* Information supplied
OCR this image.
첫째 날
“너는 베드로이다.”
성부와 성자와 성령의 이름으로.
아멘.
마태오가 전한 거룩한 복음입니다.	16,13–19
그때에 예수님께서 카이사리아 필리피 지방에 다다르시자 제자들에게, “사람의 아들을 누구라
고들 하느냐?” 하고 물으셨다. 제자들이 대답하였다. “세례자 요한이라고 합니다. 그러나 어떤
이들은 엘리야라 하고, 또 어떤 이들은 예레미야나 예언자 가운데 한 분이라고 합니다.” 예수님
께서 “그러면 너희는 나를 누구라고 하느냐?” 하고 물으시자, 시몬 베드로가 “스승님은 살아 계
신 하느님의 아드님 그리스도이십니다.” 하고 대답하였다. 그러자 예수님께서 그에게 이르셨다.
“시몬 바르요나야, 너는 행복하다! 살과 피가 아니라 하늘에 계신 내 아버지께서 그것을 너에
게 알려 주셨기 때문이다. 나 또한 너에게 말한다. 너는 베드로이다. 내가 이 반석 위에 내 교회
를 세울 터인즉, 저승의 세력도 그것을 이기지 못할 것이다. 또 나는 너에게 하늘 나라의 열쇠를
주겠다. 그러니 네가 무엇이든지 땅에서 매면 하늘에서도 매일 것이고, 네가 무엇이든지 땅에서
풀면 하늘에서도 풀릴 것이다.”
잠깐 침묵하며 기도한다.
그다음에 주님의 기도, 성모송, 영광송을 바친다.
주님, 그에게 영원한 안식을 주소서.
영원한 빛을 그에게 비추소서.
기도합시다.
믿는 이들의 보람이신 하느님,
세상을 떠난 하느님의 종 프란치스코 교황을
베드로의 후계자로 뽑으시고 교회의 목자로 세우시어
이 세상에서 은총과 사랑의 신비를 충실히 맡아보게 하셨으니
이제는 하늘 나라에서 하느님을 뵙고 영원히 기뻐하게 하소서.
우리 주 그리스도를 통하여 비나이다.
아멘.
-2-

* Job
Extract all of the data shown above without alteration.

* Solution to this exercise
OCR this image.
첫째 날
“너는 베드로이다.”
성부와 성자와 성령의 이름으로.
아멘.
마태오가 전한 거룩한 복음입니다.	16,13–19
그때에 예수님께서 카이사리아 필리피 지방에 다다르시자 제자들에게, “사람의 아들을 누구라
고들 하느냐?” 하고 물으셨다. 제자들이 대답하였다. “세례자 요한이라고 합니다. 그러나 어떤
이들은 엘리야라 하고, 또 어떤 이들은 예레미야나 예언자 가운데 한 분이라고 합니다.” 예수님
께서 “그러면 너희는 나를 누구라고 하느냐?” 하고 물으시자, 시몬 베드로가 “스승님은 살아 계
신 하느님의 아드님 그리스도이십니다.” 하고 대답하였다. 그러자 예수님께서 그에게 이르셨다.
“시몬 바르요나야, 너는 행복하다! 살과 피가 아니라 하늘에 계신 내 아버지께서 그것을 너에
게 알려 주셨기 때문이다. 나 또한 너에게 말한다. 너는 베드로이다. 내가 이 반석 위에 내 교회
를 세울 터인즉, 저승의 세력도 그것을 이기지 못할 것이다. 또 나는 너에게 하늘 나라의 열쇠를
주겠다. 그러니 네가 무엇이든지 땅에서 매면 하늘에서도 매일 것이고, 네가 무엇이든지 땅에서
풀면 하늘에서도 풀릴 것이다.”
잠깐 침묵하며 기도한다.
그다음에 주님의 기도, 성모송, 영광송을 바친다.
주님, 그에게 영원한 안식을 주소서.
영원한 빛을 그에게 비추소서.
기도합시다.
믿는 이들의 보람이신 하느님,
세상을 떠난 하느님의 종 프란치스코 교황을
베드로의 후계자로 뽑으시고 교회의 목자로 세우시어
이 세상에서 은총과 사랑의 신비를 충실히 맡아보게 하셨으니
이제는 하늘 나라에서 하느님을 뵙고 영원히 기뻐하게 하소서.
우리 주 그리스도를 통하여 비나이다.
아멘.
-2-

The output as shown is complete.